Pull out the lines from the one containing "Transcribe the text in this document." through the final line of the listing below and repeat them exactly. Leave the pictures behind.

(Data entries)
>> START

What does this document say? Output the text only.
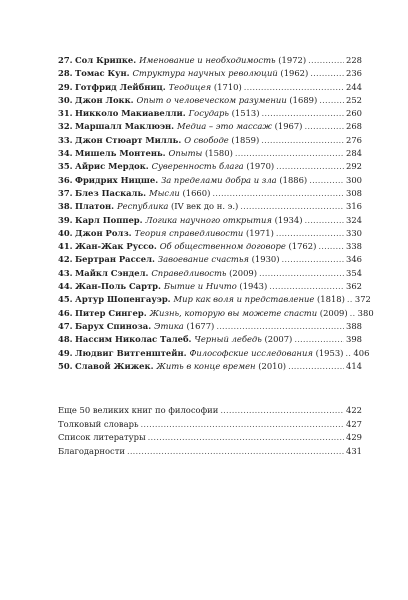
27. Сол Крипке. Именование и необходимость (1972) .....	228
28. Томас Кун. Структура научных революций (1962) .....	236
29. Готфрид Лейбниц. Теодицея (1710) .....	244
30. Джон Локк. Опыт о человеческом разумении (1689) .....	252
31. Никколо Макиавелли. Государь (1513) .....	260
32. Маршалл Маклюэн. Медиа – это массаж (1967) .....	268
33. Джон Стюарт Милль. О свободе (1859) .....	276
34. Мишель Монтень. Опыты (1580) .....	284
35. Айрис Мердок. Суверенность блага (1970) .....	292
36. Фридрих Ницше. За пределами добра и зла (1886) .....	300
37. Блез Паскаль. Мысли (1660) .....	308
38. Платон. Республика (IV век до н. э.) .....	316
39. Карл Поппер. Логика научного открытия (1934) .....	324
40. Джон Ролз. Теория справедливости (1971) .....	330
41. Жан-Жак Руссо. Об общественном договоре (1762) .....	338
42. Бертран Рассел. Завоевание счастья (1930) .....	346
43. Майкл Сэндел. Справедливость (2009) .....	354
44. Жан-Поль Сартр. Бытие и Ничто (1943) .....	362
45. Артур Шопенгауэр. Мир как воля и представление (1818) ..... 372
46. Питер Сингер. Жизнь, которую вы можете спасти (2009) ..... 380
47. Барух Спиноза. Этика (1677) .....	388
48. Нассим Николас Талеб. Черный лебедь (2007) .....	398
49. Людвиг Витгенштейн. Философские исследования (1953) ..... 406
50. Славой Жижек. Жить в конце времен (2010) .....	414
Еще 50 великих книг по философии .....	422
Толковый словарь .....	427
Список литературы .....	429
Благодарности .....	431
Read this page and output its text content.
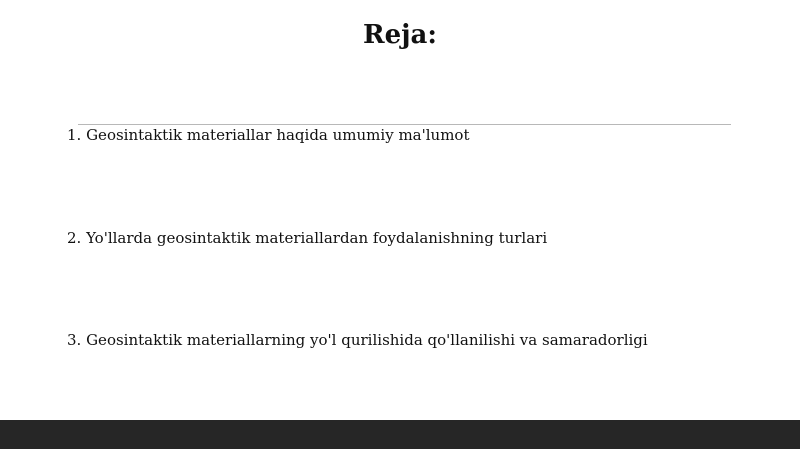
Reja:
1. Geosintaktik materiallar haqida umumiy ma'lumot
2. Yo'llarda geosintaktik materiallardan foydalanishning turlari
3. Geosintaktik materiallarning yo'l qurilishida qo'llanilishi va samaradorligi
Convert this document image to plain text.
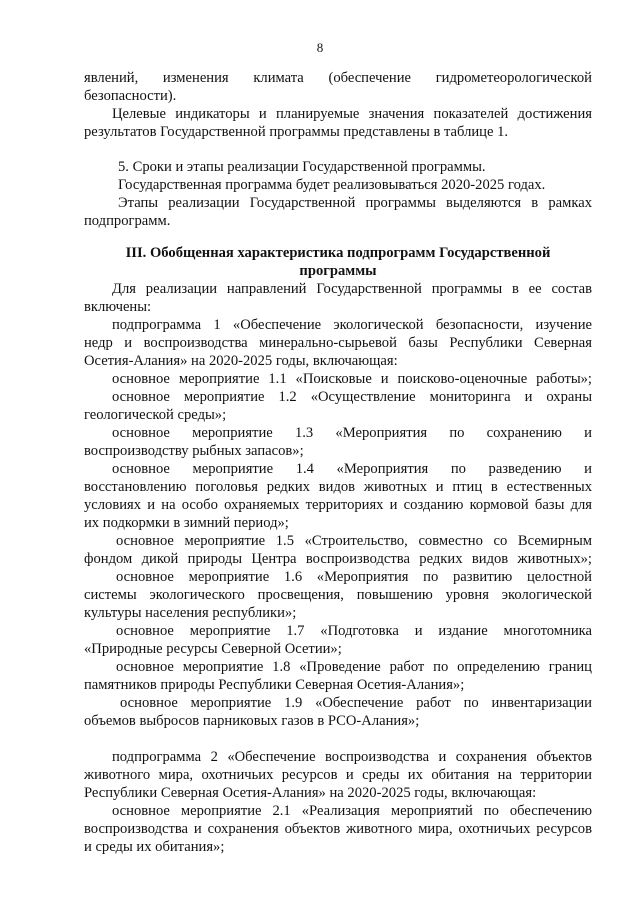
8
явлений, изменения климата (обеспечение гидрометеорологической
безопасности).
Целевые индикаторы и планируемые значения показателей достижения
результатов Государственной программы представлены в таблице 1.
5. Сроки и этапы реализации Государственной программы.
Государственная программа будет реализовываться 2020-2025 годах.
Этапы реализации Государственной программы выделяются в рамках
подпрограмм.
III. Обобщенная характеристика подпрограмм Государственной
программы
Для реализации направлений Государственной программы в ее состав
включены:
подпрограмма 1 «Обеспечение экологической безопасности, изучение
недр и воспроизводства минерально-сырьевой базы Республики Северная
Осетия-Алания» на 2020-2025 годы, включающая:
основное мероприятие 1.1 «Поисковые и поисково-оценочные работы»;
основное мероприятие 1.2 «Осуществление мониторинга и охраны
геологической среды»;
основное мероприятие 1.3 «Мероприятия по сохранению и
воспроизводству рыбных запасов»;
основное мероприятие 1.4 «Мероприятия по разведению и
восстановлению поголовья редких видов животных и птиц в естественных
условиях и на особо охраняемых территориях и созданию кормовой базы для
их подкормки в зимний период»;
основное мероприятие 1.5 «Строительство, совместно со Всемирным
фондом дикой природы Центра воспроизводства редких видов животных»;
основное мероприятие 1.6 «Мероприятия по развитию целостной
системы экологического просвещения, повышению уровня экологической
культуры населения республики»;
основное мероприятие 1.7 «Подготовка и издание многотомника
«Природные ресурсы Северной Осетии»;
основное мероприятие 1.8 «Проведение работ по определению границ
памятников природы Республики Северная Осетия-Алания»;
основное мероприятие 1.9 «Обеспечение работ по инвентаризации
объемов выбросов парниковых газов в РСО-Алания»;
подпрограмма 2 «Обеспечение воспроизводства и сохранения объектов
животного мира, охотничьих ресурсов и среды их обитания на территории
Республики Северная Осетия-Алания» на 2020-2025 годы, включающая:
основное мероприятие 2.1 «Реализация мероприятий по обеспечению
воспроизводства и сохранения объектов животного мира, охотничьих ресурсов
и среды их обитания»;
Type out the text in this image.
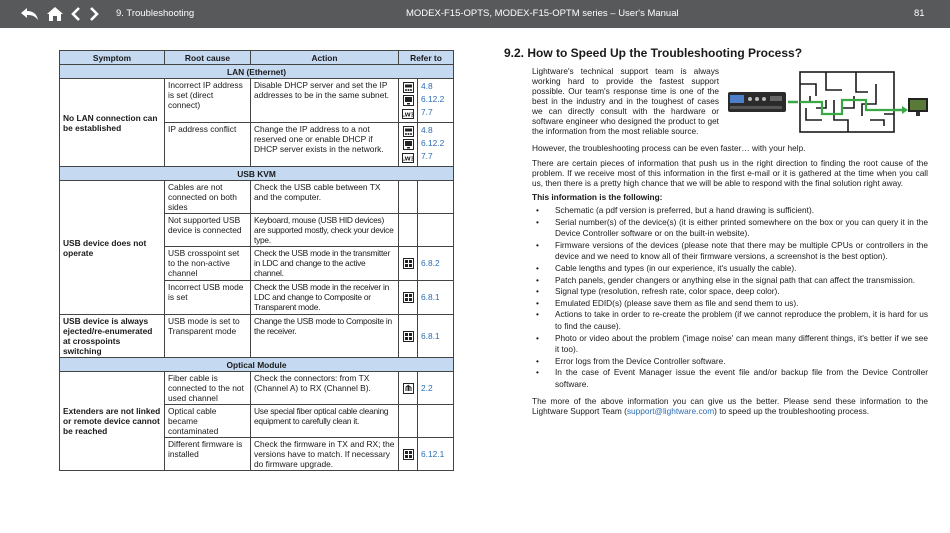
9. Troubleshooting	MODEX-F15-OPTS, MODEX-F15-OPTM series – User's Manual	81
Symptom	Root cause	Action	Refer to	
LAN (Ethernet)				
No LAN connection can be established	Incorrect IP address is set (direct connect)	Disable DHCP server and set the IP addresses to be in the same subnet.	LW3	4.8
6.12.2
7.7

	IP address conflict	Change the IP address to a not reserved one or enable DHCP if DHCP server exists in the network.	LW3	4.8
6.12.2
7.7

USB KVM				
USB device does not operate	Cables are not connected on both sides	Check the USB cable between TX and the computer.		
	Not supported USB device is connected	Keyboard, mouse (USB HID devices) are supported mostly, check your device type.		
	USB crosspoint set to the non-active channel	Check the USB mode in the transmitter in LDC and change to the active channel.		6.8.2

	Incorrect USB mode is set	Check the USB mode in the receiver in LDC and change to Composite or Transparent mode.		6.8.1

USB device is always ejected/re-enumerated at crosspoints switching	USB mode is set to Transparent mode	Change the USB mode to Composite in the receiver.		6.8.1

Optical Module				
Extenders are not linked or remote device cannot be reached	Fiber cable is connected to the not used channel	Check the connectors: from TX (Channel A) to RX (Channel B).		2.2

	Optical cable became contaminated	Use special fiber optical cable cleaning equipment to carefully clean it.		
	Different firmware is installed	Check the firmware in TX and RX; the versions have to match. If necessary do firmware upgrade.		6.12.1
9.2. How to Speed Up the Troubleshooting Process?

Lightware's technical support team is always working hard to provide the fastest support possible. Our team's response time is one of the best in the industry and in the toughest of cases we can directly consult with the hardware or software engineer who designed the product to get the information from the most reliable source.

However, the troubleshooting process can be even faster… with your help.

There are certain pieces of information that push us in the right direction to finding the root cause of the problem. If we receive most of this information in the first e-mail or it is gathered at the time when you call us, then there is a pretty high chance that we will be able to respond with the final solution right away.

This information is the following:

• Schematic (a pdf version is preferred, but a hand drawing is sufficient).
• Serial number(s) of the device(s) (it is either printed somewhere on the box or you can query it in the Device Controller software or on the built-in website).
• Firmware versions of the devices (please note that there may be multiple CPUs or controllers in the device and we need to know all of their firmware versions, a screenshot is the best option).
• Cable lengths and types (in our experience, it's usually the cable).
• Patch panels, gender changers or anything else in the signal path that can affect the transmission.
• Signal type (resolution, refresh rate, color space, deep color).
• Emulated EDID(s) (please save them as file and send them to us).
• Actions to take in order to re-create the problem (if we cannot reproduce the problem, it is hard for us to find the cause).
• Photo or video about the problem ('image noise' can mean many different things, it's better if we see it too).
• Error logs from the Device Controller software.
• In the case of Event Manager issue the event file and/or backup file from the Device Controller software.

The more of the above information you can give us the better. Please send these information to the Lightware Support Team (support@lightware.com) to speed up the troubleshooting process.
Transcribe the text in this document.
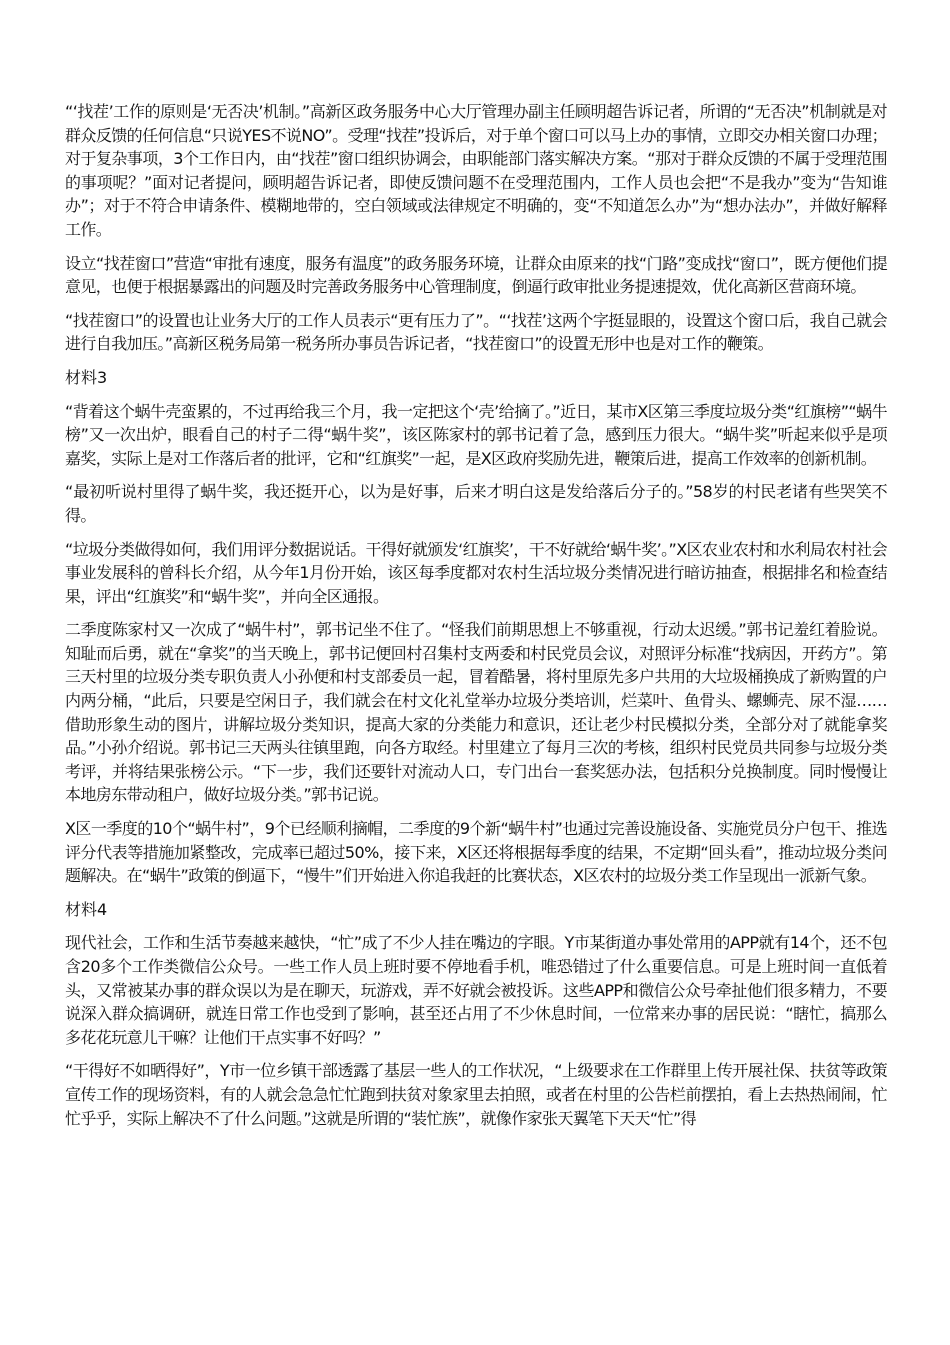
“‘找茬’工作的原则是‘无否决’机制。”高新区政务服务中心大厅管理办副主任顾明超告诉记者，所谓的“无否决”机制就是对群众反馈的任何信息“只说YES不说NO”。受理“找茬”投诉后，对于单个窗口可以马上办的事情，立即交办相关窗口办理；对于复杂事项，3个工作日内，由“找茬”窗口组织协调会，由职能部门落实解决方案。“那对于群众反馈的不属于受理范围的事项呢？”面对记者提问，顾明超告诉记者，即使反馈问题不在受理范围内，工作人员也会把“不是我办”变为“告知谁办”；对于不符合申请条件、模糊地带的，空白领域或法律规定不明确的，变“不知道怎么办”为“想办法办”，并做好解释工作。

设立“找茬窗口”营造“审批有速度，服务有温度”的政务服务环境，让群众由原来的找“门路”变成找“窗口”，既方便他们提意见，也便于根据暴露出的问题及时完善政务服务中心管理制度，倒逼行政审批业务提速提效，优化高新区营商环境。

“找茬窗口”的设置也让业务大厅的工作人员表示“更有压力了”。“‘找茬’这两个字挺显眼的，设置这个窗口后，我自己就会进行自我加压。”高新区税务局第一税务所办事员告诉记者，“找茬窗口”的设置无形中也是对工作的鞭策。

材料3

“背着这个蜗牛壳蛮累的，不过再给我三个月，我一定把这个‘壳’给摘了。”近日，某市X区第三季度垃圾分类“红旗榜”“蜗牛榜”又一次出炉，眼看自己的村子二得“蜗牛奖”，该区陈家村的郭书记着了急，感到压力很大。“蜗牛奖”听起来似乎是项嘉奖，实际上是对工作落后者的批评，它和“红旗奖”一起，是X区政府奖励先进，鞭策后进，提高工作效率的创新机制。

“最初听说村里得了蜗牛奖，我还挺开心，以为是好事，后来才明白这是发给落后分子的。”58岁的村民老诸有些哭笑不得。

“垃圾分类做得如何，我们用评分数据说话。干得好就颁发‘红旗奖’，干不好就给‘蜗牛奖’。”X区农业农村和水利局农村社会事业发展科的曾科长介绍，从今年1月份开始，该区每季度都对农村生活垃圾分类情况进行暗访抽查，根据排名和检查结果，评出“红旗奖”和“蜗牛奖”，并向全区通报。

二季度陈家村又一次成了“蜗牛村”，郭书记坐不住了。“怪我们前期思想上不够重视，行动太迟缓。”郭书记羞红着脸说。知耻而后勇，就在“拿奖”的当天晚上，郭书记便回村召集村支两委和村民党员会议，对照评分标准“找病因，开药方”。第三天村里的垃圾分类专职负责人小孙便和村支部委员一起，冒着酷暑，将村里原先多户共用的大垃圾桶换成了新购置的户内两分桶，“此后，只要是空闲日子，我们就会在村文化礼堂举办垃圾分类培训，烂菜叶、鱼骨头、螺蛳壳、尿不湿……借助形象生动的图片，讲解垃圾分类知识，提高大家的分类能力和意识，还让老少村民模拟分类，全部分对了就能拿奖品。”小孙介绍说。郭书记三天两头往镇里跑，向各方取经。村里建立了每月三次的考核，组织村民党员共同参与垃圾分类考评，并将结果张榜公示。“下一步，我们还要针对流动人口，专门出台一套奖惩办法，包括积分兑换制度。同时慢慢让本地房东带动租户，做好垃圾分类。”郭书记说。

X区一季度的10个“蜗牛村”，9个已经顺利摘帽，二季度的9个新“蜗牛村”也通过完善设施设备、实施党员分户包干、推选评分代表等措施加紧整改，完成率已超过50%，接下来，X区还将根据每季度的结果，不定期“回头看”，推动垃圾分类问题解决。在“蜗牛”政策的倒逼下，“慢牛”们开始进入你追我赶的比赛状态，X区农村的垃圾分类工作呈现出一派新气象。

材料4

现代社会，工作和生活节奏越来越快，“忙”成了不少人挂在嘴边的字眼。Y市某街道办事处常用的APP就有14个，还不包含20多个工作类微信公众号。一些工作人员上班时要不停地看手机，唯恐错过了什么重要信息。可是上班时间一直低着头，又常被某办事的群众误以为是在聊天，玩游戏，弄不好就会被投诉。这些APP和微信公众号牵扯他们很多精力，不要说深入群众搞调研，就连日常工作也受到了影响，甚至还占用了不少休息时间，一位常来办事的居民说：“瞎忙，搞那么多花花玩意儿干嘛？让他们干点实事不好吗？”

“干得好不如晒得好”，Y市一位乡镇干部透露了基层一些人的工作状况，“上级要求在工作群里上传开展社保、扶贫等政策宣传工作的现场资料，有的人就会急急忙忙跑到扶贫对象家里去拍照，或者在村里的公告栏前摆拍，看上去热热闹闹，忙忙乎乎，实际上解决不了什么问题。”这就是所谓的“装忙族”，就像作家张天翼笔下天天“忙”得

>> END

#### Solution for this task
Transcribe the text in this document.
“‘找茬’工作的原则是‘无否决’机制。”高新区政务服务中心大厅管理办副主任顾明超告诉记者，所谓的“无否决”机制就是对群众反馈的任何信息“只说YES不说NO”。受理“找茬”投诉后，对于单个窗口可以马上办的事情，立即交办相关窗口办理；对于复杂事项，3个工作日内，由“找茬”窗口组织协调会，由职能部门落实解决方案。“那对于群众反馈的不属于受理范围的事项呢？”面对记者提问，顾明超告诉记者，即使反馈问题不在受理范围内，工作人员也会把“不是我办”变为“告知谁办”；对于不符合申请条件、模糊地带的，空白领域或法律规定不明确的，变“不知道怎么办”为“想办法办”，并做好解释工作。

设立“找茬窗口”营造“审批有速度，服务有温度”的政务服务环境，让群众由原来的找“门路”变成找“窗口”，既方便他们提意见，也便于根据暴露出的问题及时完善政务服务中心管理制度，倒逼行政审批业务提速提效，优化高新区营商环境。

“找茬窗口”的设置也让业务大厅的工作人员表示“更有压力了”。“‘找茬’这两个字挺显眼的，设置这个窗口后，我自己就会进行自我加压。”高新区税务局第一税务所办事员告诉记者，“找茬窗口”的设置无形中也是对工作的鞭策。

材料3

“背着这个蜗牛壳蛮累的，不过再给我三个月，我一定把这个‘壳’给摘了。”近日，某市X区第三季度垃圾分类“红旗榜”“蜗牛榜”又一次出炉，眼看自己的村子二得“蜗牛奖”，该区陈家村的郭书记着了急，感到压力很大。“蜗牛奖”听起来似乎是项嘉奖，实际上是对工作落后者的批评，它和“红旗奖”一起，是X区政府奖励先进，鞭策后进，提高工作效率的创新机制。

“最初听说村里得了蜗牛奖，我还挺开心，以为是好事，后来才明白这是发给落后分子的。”58岁的村民老诸有些哭笑不得。

“垃圾分类做得如何，我们用评分数据说话。干得好就颁发‘红旗奖’，干不好就给‘蜗牛奖’。”X区农业农村和水利局农村社会事业发展科的曾科长介绍，从今年1月份开始，该区每季度都对农村生活垃圾分类情况进行暗访抽查，根据排名和检查结果，评出“红旗奖”和“蜗牛奖”，并向全区通报。

二季度陈家村又一次成了“蜗牛村”，郭书记坐不住了。“怪我们前期思想上不够重视，行动太迟缓。”郭书记羞红着脸说。知耻而后勇，就在“拿奖”的当天晚上，郭书记便回村召集村支两委和村民党员会议，对照评分标准“找病因，开药方”。第三天村里的垃圾分类专职负责人小孙便和村支部委员一起，冒着酷暑，将村里原先多户共用的大垃圾桶换成了新购置的户内两分桶，“此后，只要是空闲日子，我们就会在村文化礼堂举办垃圾分类培训，烂菜叶、鱼骨头、螺蛳壳、尿不湿……借助形象生动的图片，讲解垃圾分类知识，提高大家的分类能力和意识，还让老少村民模拟分类，全部分对了就能拿奖品。”小孙介绍说。郭书记三天两头往镇里跑，向各方取经。村里建立了每月三次的考核，组织村民党员共同参与垃圾分类考评，并将结果张榜公示。“下一步，我们还要针对流动人口，专门出台一套奖惩办法，包括积分兑换制度。同时慢慢让本地房东带动租户，做好垃圾分类。”郭书记说。

X区一季度的10个“蜗牛村”，9个已经顺利摘帽，二季度的9个新“蜗牛村”也通过完善设施设备、实施党员分户包干、推选评分代表等措施加紧整改，完成率已超过50%，接下来，X区还将根据每季度的结果，不定期“回头看”，推动垃圾分类问题解决。在“蜗牛”政策的倒逼下，“慢牛”们开始进入你追我赶的比赛状态，X区农村的垃圾分类工作呈现出一派新气象。

材料4

现代社会，工作和生活节奏越来越快，“忙”成了不少人挂在嘴边的字眼。Y市某街道办事处常用的APP就有14个，还不包含20多个工作类微信公众号。一些工作人员上班时要不停地看手机，唯恐错过了什么重要信息。可是上班时间一直低着头，又常被某办事的群众误以为是在聊天，玩游戏，弄不好就会被投诉。这些APP和微信公众号牵扯他们很多精力，不要说深入群众搞调研，就连日常工作也受到了影响，甚至还占用了不少休息时间，一位常来办事的居民说：“瞎忙，搞那么多花花玩意儿干嘛？让他们干点实事不好吗？”

“干得好不如晒得好”，Y市一位乡镇干部透露了基层一些人的工作状况，“上级要求在工作群里上传开展社保、扶贫等政策宣传工作的现场资料，有的人就会急急忙忙跑到扶贫对象家里去拍照，或者在村里的公告栏前摆拍，看上去热热闹闹，忙忙乎乎，实际上解决不了什么问题。”这就是所谓的“装忙族”，就像作家张天翼笔下天天“忙”得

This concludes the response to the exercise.